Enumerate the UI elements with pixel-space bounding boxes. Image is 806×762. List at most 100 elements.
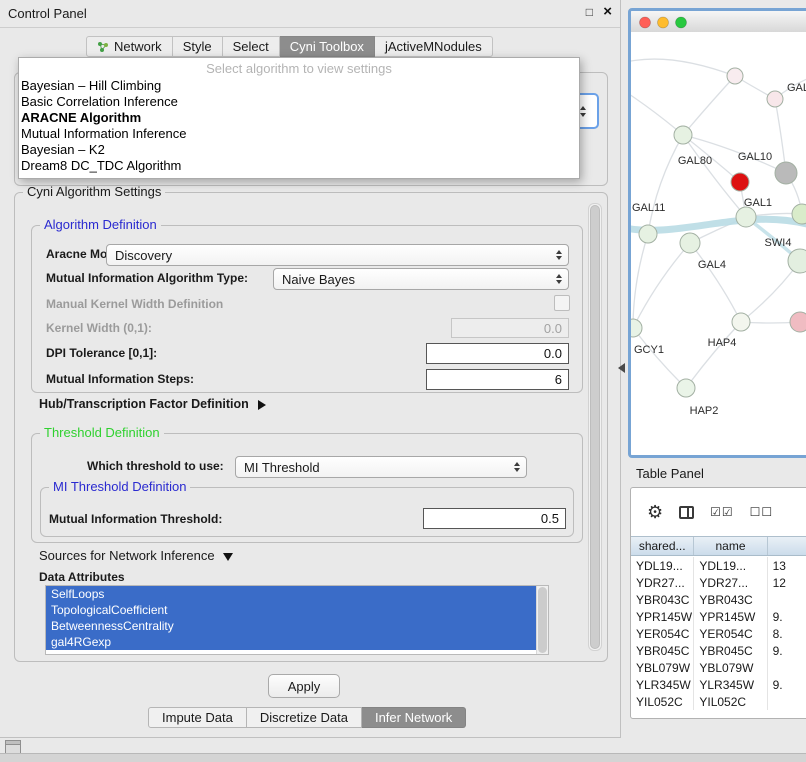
network-node-gal10[interactable] — [731, 173, 749, 191]
manual-kernel-width-checkbox[interactable] — [554, 295, 570, 311]
tab-select[interactable]: Select — [223, 36, 280, 57]
tab-jactivemnodules[interactable]: jActiveMNodules — [375, 36, 493, 57]
table-row[interactable]: YBL079W YBL079W — [631, 659, 806, 676]
table-row[interactable]: YBR043C YBR043C — [631, 591, 806, 608]
desktop: Control Panel □ × Network Style Select C… — [0, 0, 806, 762]
algorithm-option[interactable]: Bayesian – Hill Climbing — [19, 78, 579, 94]
network-node[interactable] — [727, 68, 743, 84]
close-icon[interactable]: × — [603, 3, 612, 20]
node-label: GAL80 — [678, 155, 712, 167]
table-cell: YDR27... — [694, 574, 767, 591]
stepper-down-icon — [580, 113, 586, 117]
table-cell: 8. — [768, 625, 806, 642]
aracne-mode-value: Discovery — [115, 248, 172, 263]
network-edge — [631, 59, 735, 76]
network-node-gcy1[interactable] — [631, 319, 642, 337]
network-edge — [633, 328, 686, 388]
table-cell — [768, 659, 806, 676]
network-edge — [683, 76, 735, 135]
network-graph: GAL7 GAL80 GAL10 GAL11 GAL1 SWI4 GAL4 GC… — [631, 32, 806, 455]
docked-panel-icon[interactable] — [5, 740, 21, 754]
network-node-hap2[interactable] — [677, 379, 695, 397]
deselect-all-checks-icon[interactable]: ☐☐ — [750, 505, 774, 519]
table-toolbar: ⚙ ☑☑ ☐☐ — [631, 488, 806, 536]
network-node[interactable] — [775, 162, 797, 184]
aracne-mode-select[interactable]: Discovery — [106, 244, 569, 266]
network-node[interactable] — [790, 312, 806, 332]
network-node-gal1[interactable] — [736, 207, 756, 227]
attribute-item-selected[interactable]: SelfLoops — [46, 586, 537, 602]
data-attributes-list: SelfLoops TopologicalCoefficient Between… — [45, 585, 549, 655]
tab-style[interactable]: Style — [173, 36, 223, 57]
table-row[interactable]: YLR345W YLR345W 9. — [631, 676, 806, 693]
apply-button[interactable]: Apply — [268, 674, 340, 698]
mi-threshold-field[interactable]: 0.5 — [423, 508, 566, 529]
table-row[interactable]: YER054C YER054C 8. — [631, 625, 806, 642]
mi-algorithm-type-select[interactable]: Naive Bayes — [273, 268, 569, 290]
data-attributes-label: Data Attributes — [39, 570, 125, 584]
zoom-traffic-light[interactable] — [676, 17, 687, 28]
network-node-gal4[interactable] — [680, 233, 700, 253]
column-header[interactable] — [768, 537, 806, 555]
algorithm-option[interactable]: Mutual Information Inference — [19, 126, 579, 142]
dpi-tolerance-field[interactable]: 0.0 — [426, 343, 569, 364]
table-cell: YLR345W — [631, 676, 694, 693]
network-node-gal80[interactable] — [674, 126, 692, 144]
network-node-hap4[interactable] — [732, 313, 750, 331]
attribute-item-selected[interactable]: TopologicalCoefficient — [46, 602, 537, 618]
splitter-collapse-arrow[interactable] — [618, 363, 625, 373]
minimize-traffic-light[interactable] — [658, 17, 669, 28]
algorithm-option[interactable]: Basic Correlation Inference — [19, 94, 579, 110]
table-row[interactable]: YDL19... YDL19... 13 — [631, 557, 806, 574]
sources-toggle[interactable]: Sources for Network Inference — [39, 548, 233, 563]
control-panel-tabbar: Network Style Select Cyni Toolbox jActiv… — [86, 36, 493, 57]
hub-definition-label: Hub/Transcription Factor Definition — [39, 397, 249, 411]
tab-cyni-toolbox[interactable]: Cyni Toolbox — [280, 36, 375, 57]
column-header[interactable]: name — [694, 537, 767, 555]
sources-label: Sources for Network Inference — [39, 548, 215, 563]
close-traffic-light[interactable] — [640, 17, 651, 28]
network-node-gal11[interactable] — [639, 225, 657, 243]
column-chooser-icon[interactable] — [679, 506, 694, 519]
settings-scrollbar-thumb[interactable] — [590, 205, 600, 649]
tab-infer-network[interactable]: Infer Network — [362, 707, 466, 728]
table-row[interactable]: YDR27... YDR27... 12 — [631, 574, 806, 591]
table-cell: YER054C — [631, 625, 694, 642]
algorithm-option[interactable]: Bayesian – K2 — [19, 142, 579, 158]
traffic-lights — [637, 15, 697, 30]
tab-discretize-data[interactable]: Discretize Data — [247, 707, 362, 728]
network-canvas[interactable]: GAL7 GAL80 GAL10 GAL11 GAL1 SWI4 GAL4 GC… — [631, 32, 806, 455]
mi-threshold-group-title: MI Threshold Definition — [49, 479, 190, 494]
cyni-algorithm-settings-group: Cyni Algorithm Settings Algorithm Defini… — [14, 192, 608, 662]
hub-definition-toggle[interactable]: Hub/Transcription Factor Definition — [39, 397, 266, 411]
table-cell: YBR045C — [694, 642, 767, 659]
table-cell: 12 — [768, 574, 806, 591]
tab-label: Network — [114, 39, 162, 54]
combo-arrows-icon — [514, 462, 520, 472]
tab-network[interactable]: Network — [86, 36, 173, 57]
kernel-width-field[interactable]: 0.0 — [451, 318, 569, 338]
network-edge — [741, 261, 800, 322]
which-threshold-select[interactable]: MI Threshold — [235, 456, 527, 478]
mi-threshold-label: Mutual Information Threshold: — [49, 512, 222, 526]
algorithm-option-selected[interactable]: ARACNE Algorithm — [19, 110, 579, 126]
settings-scrollbar[interactable] — [588, 203, 602, 651]
float-window-icon[interactable]: □ — [586, 5, 593, 19]
column-header[interactable]: shared... — [631, 537, 694, 555]
network-node[interactable] — [767, 91, 783, 107]
list-scrollbar-thumb[interactable] — [538, 587, 547, 653]
table-row[interactable]: YIL052C YIL052C — [631, 693, 806, 710]
mi-steps-label: Mutual Information Steps: — [46, 372, 194, 386]
mi-steps-field[interactable]: 6 — [426, 369, 569, 390]
attribute-item-selected[interactable]: gal4RGexp — [46, 634, 537, 650]
manual-kernel-width-label: Manual Kernel Width Definition — [46, 297, 223, 311]
list-scrollbar[interactable] — [536, 586, 548, 654]
gear-icon[interactable]: ⚙ — [647, 502, 663, 523]
tab-impute-data[interactable]: Impute Data — [148, 707, 247, 728]
attribute-item-selected[interactable]: BetweennessCentrality — [46, 618, 537, 634]
table-row[interactable]: YPR145W YPR145W 9. — [631, 608, 806, 625]
algorithm-option[interactable]: Dream8 DC_TDC Algorithm — [19, 158, 579, 174]
table-cell: YBL079W — [694, 659, 767, 676]
select-all-checks-icon[interactable]: ☑☑ — [710, 505, 734, 519]
table-row[interactable]: YBR045C YBR045C 9. — [631, 642, 806, 659]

──────────

EXERCISE DESCRIPTION: Arrange the lines of every entry above as a numbered list, omitting any blank lines, and leave out the pictures.

SOLUTION FOR THIS EXERCISE:
1. Enumerate the UI elements with pixel-space bounding boxes. Image is 806×762. List at most 100 elements.
2. network-node-gal10[interactable] — [731, 173, 749, 191]
3. manual-kernel-width-checkbox[interactable] — [554, 295, 570, 311]
4. tab-select[interactable]: Select — [223, 36, 280, 57]
5. tab-jactivemnodules[interactable]: jActiveMNodules — [375, 36, 493, 57]
6. table-row[interactable]: YBL079W YBL079W — [631, 659, 806, 676]
7. table-row[interactable]: YBR043C YBR043C — [631, 591, 806, 608]
8. desktop: Control Panel □ × Network Style Select C… — [0, 0, 806, 762]
9. algorithm-option[interactable]: Bayesian – Hill Climbing — [19, 78, 579, 94]
10. network-node[interactable] — [727, 68, 743, 84]
11. close-icon[interactable]: × — [603, 3, 612, 20]
12. node-label: GAL80 — [678, 155, 712, 167]
13. table-cell: YDR27... — [694, 574, 767, 591]
14. stepper-down-icon — [580, 113, 586, 117]
15. table-cell: 8. — [768, 625, 806, 642]
16. aracne-mode-value: Discovery — [115, 248, 172, 263]
17. network-edge — [631, 59, 735, 76]
18. network-node-gcy1[interactable] — [631, 319, 642, 337]
19. network-edge — [633, 328, 686, 388]
20. table-cell — [768, 659, 806, 676]
21. network-edge — [683, 76, 735, 135]
22. network-graph: GAL7 GAL80 GAL10 GAL11 GAL1 SWI4 GAL4 GC… — [631, 32, 806, 455]
23. docked-panel-icon[interactable] — [5, 740, 21, 754]
24. network-node-hap2[interactable] — [677, 379, 695, 397]
25. deselect-all-checks-icon[interactable]: ☐☐ — [750, 505, 774, 519]
26. table-toolbar: ⚙ ☑☑ ☐☐ — [631, 488, 806, 536]
27. network-node[interactable] — [775, 162, 797, 184]
28. aracne-mode-select[interactable]: Discovery — [106, 244, 569, 266]
29. network-node[interactable] — [790, 312, 806, 332]
30. network-node-gal1[interactable] — [736, 207, 756, 227]
31. attribute-item-selected[interactable]: SelfLoops — [46, 586, 537, 602]
32. data-attributes-list: SelfLoops TopologicalCoefficient Between… — [45, 585, 549, 655]
33. tab-style[interactable]: Style — [173, 36, 223, 57]
34. table-row[interactable]: YLR345W YLR345W 9. — [631, 676, 806, 693]
35. apply-button[interactable]: Apply — [268, 674, 340, 698]
36. mi-threshold-field[interactable]: 0.5 — [423, 508, 566, 529]
37. table-row[interactable]: YER054C YER054C 8. — [631, 625, 806, 642]
38. mi-algorithm-type-select[interactable]: Naive Bayes — [273, 268, 569, 290]
39. data-attributes-label: Data Attributes — [39, 570, 125, 584]
40. zoom-traffic-light[interactable] — [676, 17, 687, 28]
41. network-node-gal4[interactable] — [680, 233, 700, 253]
42. column-header[interactable] — [768, 537, 806, 555]
43. algorithm-option[interactable]: Mutual Information Inference — [19, 126, 579, 142]
44. dpi-tolerance-field[interactable]: 0.0 — [426, 343, 569, 364]
45. table-cell: YLR345W — [631, 676, 694, 693]
46. network-node-gal80[interactable] — [674, 126, 692, 144]
47. network-node-hap4[interactable] — [732, 313, 750, 331]
48. attribute-item-selected[interactable]: TopologicalCoefficient — [46, 602, 537, 618]
49. splitter-collapse-arrow[interactable] — [618, 363, 625, 373]
50. minimize-traffic-light[interactable] — [658, 17, 669, 28]
51. algorithm-option[interactable]: Basic Correlation Inference — [19, 94, 579, 110]
52. table-row[interactable]: YDL19... YDL19... 13 — [631, 557, 806, 574]
53. sources-toggle[interactable]: Sources for Network Inference — [39, 548, 233, 563]
54. control-panel-tabbar: Network Style Select Cyni Toolbox jActiv… — [86, 36, 493, 57]
55. hub-definition-label: Hub/Transcription Factor Definition — [39, 397, 249, 411]
56. tab-cyni-toolbox[interactable]: Cyni Toolbox — [280, 36, 375, 57]
57. column-header[interactable]: name — [694, 537, 767, 555]
58. sources-label: Sources for Network Inference — [39, 548, 215, 563]
59. close-traffic-light[interactable] — [640, 17, 651, 28]
60. network-node-gal11[interactable] — [639, 225, 657, 243]
61. column-chooser-icon[interactable] — [679, 506, 694, 519]
62. settings-scrollbar-thumb[interactable] — [590, 205, 600, 649]
63. tab-infer-network[interactable]: Infer Network — [362, 707, 466, 728]
64. table-row[interactable]: YDR27... YDR27... 12 — [631, 574, 806, 591]
65. table-cell: YER054C — [631, 625, 694, 642]
66. algorithm-option[interactable]: Bayesian – K2 — [19, 142, 579, 158]
67. traffic-lights — [637, 15, 697, 30]
68. tab-discretize-data[interactable]: Discretize Data — [247, 707, 362, 728]
69. network-canvas[interactable]: GAL7 GAL80 GAL10 GAL11 GAL1 SWI4 GAL4 GC… — [631, 32, 806, 455]
70. mi-threshold-group-title: MI Threshold Definition — [49, 479, 190, 494]
71. cyni-algorithm-settings-group: Cyni Algorithm Settings Algorithm Defini… — [14, 192, 608, 662]
72. hub-definition-toggle[interactable]: Hub/Transcription Factor Definition — [39, 397, 266, 411]
73. table-cell: YBR045C — [694, 642, 767, 659]
74. table-cell: 12 — [768, 574, 806, 591]
75. tab-label: Network — [114, 39, 162, 54]
76. combo-arrows-icon — [514, 462, 520, 472]
77. tab-network[interactable]: Network — [86, 36, 173, 57]
78. kernel-width-field[interactable]: 0.0 — [451, 318, 569, 338]
79. network-edge — [741, 261, 800, 322]
80. which-threshold-select[interactable]: MI Threshold — [235, 456, 527, 478]
81. mi-threshold-label: Mutual Information Threshold: — [49, 512, 222, 526]
82. algorithm-option-selected[interactable]: ARACNE Algorithm — [19, 110, 579, 126]
83. settings-scrollbar[interactable] — [588, 203, 602, 651]
84. float-window-icon[interactable]: □ — [586, 5, 593, 19]
85. column-header[interactable]: shared... — [631, 537, 694, 555]
86. network-node[interactable] — [767, 91, 783, 107]
87. list-scrollbar-thumb[interactable] — [538, 587, 547, 653]
88. table-row[interactable]: YIL052C YIL052C — [631, 693, 806, 710]
89. mi-steps-label: Mutual Information Steps: — [46, 372, 194, 386]
90. mi-steps-field[interactable]: 6 — [426, 369, 569, 390]
91. attribute-item-selected[interactable]: gal4RGexp — [46, 634, 537, 650]
92. manual-kernel-width-label: Manual Kernel Width Definition — [46, 297, 223, 311]
93. list-scrollbar[interactable] — [536, 586, 548, 654]
94. gear-icon[interactable]: ⚙ — [647, 502, 663, 523]
95. tab-impute-data[interactable]: Impute Data — [148, 707, 247, 728]
96. attribute-item-selected[interactable]: BetweennessCentrality — [46, 618, 537, 634]
97. table-row[interactable]: YPR145W YPR145W 9. — [631, 608, 806, 625]
98. algorithm-option[interactable]: Dream8 DC_TDC Algorithm — [19, 158, 579, 174]
99. table-cell: YBL079W — [694, 659, 767, 676]
100. select-all-checks-icon[interactable]: ☑☑ — [710, 505, 734, 519]
101. table-row[interactable]: YBR045C YBR045C 9. — [631, 642, 806, 659]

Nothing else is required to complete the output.